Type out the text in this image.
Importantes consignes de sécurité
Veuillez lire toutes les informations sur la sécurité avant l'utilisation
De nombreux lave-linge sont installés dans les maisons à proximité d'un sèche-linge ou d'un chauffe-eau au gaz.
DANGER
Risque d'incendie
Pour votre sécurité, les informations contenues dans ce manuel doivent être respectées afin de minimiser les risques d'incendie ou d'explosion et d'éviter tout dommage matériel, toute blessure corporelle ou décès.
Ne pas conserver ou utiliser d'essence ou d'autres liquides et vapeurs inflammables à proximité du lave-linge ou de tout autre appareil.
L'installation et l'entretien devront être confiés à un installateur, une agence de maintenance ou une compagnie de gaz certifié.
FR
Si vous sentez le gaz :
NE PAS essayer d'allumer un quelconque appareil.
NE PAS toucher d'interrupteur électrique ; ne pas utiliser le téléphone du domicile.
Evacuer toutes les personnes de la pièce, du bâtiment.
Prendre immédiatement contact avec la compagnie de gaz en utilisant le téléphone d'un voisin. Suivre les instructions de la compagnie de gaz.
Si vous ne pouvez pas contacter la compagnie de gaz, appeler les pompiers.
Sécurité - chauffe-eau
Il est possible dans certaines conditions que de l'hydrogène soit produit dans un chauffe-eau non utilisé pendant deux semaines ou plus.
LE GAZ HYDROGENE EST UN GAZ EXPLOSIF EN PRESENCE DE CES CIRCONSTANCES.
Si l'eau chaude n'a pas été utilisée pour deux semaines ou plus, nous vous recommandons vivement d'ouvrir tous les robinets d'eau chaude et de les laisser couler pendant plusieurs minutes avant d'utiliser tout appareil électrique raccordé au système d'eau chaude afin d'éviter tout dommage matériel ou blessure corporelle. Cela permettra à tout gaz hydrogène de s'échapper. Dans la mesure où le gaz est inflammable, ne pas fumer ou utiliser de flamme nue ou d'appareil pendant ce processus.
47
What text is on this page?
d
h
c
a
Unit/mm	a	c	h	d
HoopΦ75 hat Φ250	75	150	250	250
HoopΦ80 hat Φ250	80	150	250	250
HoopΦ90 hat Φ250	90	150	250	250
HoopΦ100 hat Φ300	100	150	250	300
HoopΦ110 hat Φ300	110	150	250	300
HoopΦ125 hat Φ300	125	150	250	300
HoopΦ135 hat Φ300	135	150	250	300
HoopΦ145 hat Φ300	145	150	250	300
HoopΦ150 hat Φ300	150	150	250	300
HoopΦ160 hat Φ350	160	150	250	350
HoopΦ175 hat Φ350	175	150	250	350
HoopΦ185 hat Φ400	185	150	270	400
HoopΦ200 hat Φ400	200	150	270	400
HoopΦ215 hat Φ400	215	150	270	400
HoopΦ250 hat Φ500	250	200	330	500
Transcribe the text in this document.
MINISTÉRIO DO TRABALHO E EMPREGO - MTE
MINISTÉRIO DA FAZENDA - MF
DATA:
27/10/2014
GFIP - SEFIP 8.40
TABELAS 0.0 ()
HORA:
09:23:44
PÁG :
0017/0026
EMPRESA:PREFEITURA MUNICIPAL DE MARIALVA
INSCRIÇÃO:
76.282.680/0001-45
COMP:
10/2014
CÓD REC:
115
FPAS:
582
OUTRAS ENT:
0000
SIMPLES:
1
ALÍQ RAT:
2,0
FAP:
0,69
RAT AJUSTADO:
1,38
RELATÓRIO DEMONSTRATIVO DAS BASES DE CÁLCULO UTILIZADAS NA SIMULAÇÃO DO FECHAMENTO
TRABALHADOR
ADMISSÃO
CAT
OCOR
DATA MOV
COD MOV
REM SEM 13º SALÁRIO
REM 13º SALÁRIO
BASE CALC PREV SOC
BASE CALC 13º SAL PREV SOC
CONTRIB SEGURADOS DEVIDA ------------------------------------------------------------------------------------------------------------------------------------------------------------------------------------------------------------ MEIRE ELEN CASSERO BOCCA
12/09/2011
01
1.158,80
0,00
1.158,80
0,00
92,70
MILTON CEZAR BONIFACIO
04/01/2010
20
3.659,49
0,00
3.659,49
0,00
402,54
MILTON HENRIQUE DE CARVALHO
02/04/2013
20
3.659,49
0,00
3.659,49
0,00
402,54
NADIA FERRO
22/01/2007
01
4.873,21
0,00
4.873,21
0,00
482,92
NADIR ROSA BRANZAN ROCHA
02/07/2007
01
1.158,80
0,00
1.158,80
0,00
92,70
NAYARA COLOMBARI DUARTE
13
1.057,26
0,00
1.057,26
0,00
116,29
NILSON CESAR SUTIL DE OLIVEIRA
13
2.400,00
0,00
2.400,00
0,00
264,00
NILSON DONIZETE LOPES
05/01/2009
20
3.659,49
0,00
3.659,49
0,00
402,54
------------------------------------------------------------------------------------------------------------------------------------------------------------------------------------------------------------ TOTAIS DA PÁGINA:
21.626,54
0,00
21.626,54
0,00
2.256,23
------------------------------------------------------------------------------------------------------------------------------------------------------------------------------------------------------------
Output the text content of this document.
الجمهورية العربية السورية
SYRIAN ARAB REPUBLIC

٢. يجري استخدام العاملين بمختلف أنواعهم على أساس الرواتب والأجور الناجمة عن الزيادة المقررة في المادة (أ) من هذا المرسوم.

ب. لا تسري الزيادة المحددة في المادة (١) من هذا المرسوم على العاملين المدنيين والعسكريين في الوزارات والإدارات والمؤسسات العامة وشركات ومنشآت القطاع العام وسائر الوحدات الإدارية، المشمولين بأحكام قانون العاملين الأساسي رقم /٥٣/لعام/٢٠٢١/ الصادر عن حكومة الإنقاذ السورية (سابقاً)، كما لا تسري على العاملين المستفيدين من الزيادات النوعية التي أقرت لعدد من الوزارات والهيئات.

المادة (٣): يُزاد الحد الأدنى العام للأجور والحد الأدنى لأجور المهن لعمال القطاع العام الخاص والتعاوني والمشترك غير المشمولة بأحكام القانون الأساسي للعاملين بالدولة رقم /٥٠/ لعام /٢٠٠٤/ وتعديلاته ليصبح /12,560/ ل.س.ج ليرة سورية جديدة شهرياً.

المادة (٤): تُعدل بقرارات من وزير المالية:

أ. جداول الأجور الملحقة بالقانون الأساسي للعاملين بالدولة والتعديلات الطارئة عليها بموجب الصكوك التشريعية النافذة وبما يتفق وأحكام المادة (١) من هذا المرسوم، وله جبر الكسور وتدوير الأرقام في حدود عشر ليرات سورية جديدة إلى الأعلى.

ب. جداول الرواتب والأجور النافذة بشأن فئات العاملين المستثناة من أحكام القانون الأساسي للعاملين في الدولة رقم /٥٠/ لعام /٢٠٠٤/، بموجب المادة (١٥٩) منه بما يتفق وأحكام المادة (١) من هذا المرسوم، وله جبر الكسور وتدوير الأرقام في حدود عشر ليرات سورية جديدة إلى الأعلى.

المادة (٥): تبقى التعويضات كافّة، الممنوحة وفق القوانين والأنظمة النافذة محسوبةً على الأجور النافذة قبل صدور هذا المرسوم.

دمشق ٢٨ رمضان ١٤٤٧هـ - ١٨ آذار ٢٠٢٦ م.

☆ ☆ ☆ ☆ ☆

* **PROBLEM TO SOLVE**:
Repeat all the records. Match each line exactly.

* **RESPONSE TO THE EXERCISE**:
Type out the text in this image.
Importantes consignes de sécurité
Veuillez lire toutes les informations sur la sécurité avant l'utilisation
De nombreux lave-linge sont installés dans les maisons à proximité d'un sèche-linge ou d'un chauffe-eau au gaz.
DANGER
Risque d'incendie
Pour votre sécurité, les informations contenues dans ce manuel doivent être respectées afin de minimiser les risques d'incendie ou d'explosion et d'éviter tout dommage matériel, toute blessure corporelle ou décès.
Ne pas conserver ou utiliser d'essence ou d'autres liquides et vapeurs inflammables à proximité du lave-linge ou de tout autre appareil.
L'installation et l'entretien devront être confiés à un installateur, une agence de maintenance ou une compagnie de gaz certifié.
FR
Si vous sentez le gaz :
NE PAS essayer d'allumer un quelconque appareil.
NE PAS toucher d'interrupteur électrique ; ne pas utiliser le téléphone du domicile.
Evacuer toutes les personnes de la pièce, du bâtiment.
Prendre immédiatement contact avec la compagnie de gaz en utilisant le téléphone d'un voisin. Suivre les instructions de la compagnie de gaz.
Si vous ne pouvez pas contacter la compagnie de gaz, appeler les pompiers.
Sécurité - chauffe-eau
Il est possible dans certaines conditions que de l'hydrogène soit produit dans un chauffe-eau non utilisé pendant deux semaines ou plus.
LE GAZ HYDROGENE EST UN GAZ EXPLOSIF EN PRESENCE DE CES CIRCONSTANCES.
Si l'eau chaude n'a pas été utilisée pour deux semaines ou plus, nous vous recommandons vivement d'ouvrir tous les robinets d'eau chaude et de les laisser couler pendant plusieurs minutes avant d'utiliser tout appareil électrique raccordé au système d'eau chaude afin d'éviter tout dommage matériel ou blessure corporelle. Cela permettra à tout gaz hydrogène de s'échapper. Dans la mesure où le gaz est inflammable, ne pas fumer ou utiliser de flamme nue ou d'appareil pendant ce processus.
47
What text is on this page?
d
h
c
a
Unit/mm	a	c	h	d
HoopΦ75 hat Φ250	75	150	250	250
HoopΦ80 hat Φ250	80	150	250	250
HoopΦ90 hat Φ250	90	150	250	250
HoopΦ100 hat Φ300	100	150	250	300
HoopΦ110 hat Φ300	110	150	250	300
HoopΦ125 hat Φ300	125	150	250	300
HoopΦ135 hat Φ300	135	150	250	300
HoopΦ145 hat Φ300	145	150	250	300
HoopΦ150 hat Φ300	150	150	250	300
HoopΦ160 hat Φ350	160	150	250	350
HoopΦ175 hat Φ350	175	150	250	350
HoopΦ185 hat Φ400	185	150	270	400
HoopΦ200 hat Φ400	200	150	270	400
HoopΦ215 hat Φ400	215	150	270	400
HoopΦ250 hat Φ500	250	200	330	500
Transcribe the text in this document.
MINISTÉRIO DO TRABALHO E EMPREGO - MTE
MINISTÉRIO DA FAZENDA - MF
DATA:
27/10/2014
GFIP - SEFIP 8.40
TABELAS 0.0 ()
HORA:
09:23:44
PÁG :
0017/0026
EMPRESA:PREFEITURA MUNICIPAL DE MARIALVA
INSCRIÇÃO:
76.282.680/0001-45
COMP:
10/2014
CÓD REC:
115
FPAS:
582
OUTRAS ENT:
0000
SIMPLES:
1
ALÍQ RAT:
2,0
FAP:
0,69
RAT AJUSTADO:
1,38
RELATÓRIO DEMONSTRATIVO DAS BASES DE CÁLCULO UTILIZADAS NA SIMULAÇÃO DO FECHAMENTO
TRABALHADOR
ADMISSÃO
CAT
OCOR
DATA MOV
COD MOV
REM SEM 13º SALÁRIO
REM 13º SALÁRIO
BASE CALC PREV SOC
BASE CALC 13º SAL PREV SOC
CONTRIB SEGURADOS DEVIDA ------------------------------------------------------------------------------------------------------------------------------------------------------------------------------------------------------------ MEIRE ELEN CASSERO BOCCA
12/09/2011
01
1.158,80
0,00
1.158,80
0,00
92,70
MILTON CEZAR BONIFACIO
04/01/2010
20
3.659,49
0,00
3.659,49
0,00
402,54
MILTON HENRIQUE DE CARVALHO
02/04/2013
20
3.659,49
0,00
3.659,49
0,00
402,54
NADIA FERRO
22/01/2007
01
4.873,21
0,00
4.873,21
0,00
482,92
NADIR ROSA BRANZAN ROCHA
02/07/2007
01
1.158,80
0,00
1.158,80
0,00
92,70
NAYARA COLOMBARI DUARTE
13
1.057,26
0,00
1.057,26
0,00
116,29
NILSON CESAR SUTIL DE OLIVEIRA
13
2.400,00
0,00
2.400,00
0,00
264,00
NILSON DONIZETE LOPES
05/01/2009
20
3.659,49
0,00
3.659,49
0,00
402,54
------------------------------------------------------------------------------------------------------------------------------------------------------------------------------------------------------------ TOTAIS DA PÁGINA:
21.626,54
0,00
21.626,54
0,00
2.256,23
------------------------------------------------------------------------------------------------------------------------------------------------------------------------------------------------------------
Output the text content of this document.
الجمهورية العربية السورية
SYRIAN ARAB REPUBLIC

٢. يجري استخدام العاملين بمختلف أنواعهم على أساس الرواتب والأجور الناجمة عن الزيادة المقررة في المادة (أ) من هذا المرسوم.

ب. لا تسري الزيادة المحددة في المادة (١) من هذا المرسوم على العاملين المدنيين والعسكريين في الوزارات والإدارات والمؤسسات العامة وشركات ومنشآت القطاع العام وسائر الوحدات الإدارية، المشمولين بأحكام قانون العاملين الأساسي رقم /٥٣/لعام/٢٠٢١/ الصادر عن حكومة الإنقاذ السورية (سابقاً)، كما لا تسري على العاملين المستفيدين من الزيادات النوعية التي أقرت لعدد من الوزارات والهيئات.

المادة (٣): يُزاد الحد الأدنى العام للأجور والحد الأدنى لأجور المهن لعمال القطاع العام الخاص والتعاوني والمشترك غير المشمولة بأحكام القانون الأساسي للعاملين بالدولة رقم /٥٠/ لعام /٢٠٠٤/ وتعديلاته ليصبح /12,560/ ل.س.ج ليرة سورية جديدة شهرياً.

المادة (٤): تُعدل بقرارات من وزير المالية:

أ. جداول الأجور الملحقة بالقانون الأساسي للعاملين بالدولة والتعديلات الطارئة عليها بموجب الصكوك التشريعية النافذة وبما يتفق وأحكام المادة (١) من هذا المرسوم، وله جبر الكسور وتدوير الأرقام في حدود عشر ليرات سورية جديدة إلى الأعلى.

ب. جداول الرواتب والأجور النافذة بشأن فئات العاملين المستثناة من أحكام القانون الأساسي للعاملين في الدولة رقم /٥٠/ لعام /٢٠٠٤/، بموجب المادة (١٥٩) منه بما يتفق وأحكام المادة (١) من هذا المرسوم، وله جبر الكسور وتدوير الأرقام في حدود عشر ليرات سورية جديدة إلى الأعلى.

المادة (٥): تبقى التعويضات كافّة، الممنوحة وفق القوانين والأنظمة النافذة محسوبةً على الأجور النافذة قبل صدور هذا المرسوم.

دمشق ٢٨ رمضان ١٤٤٧هـ - ١٨ آذار ٢٠٢٦ م.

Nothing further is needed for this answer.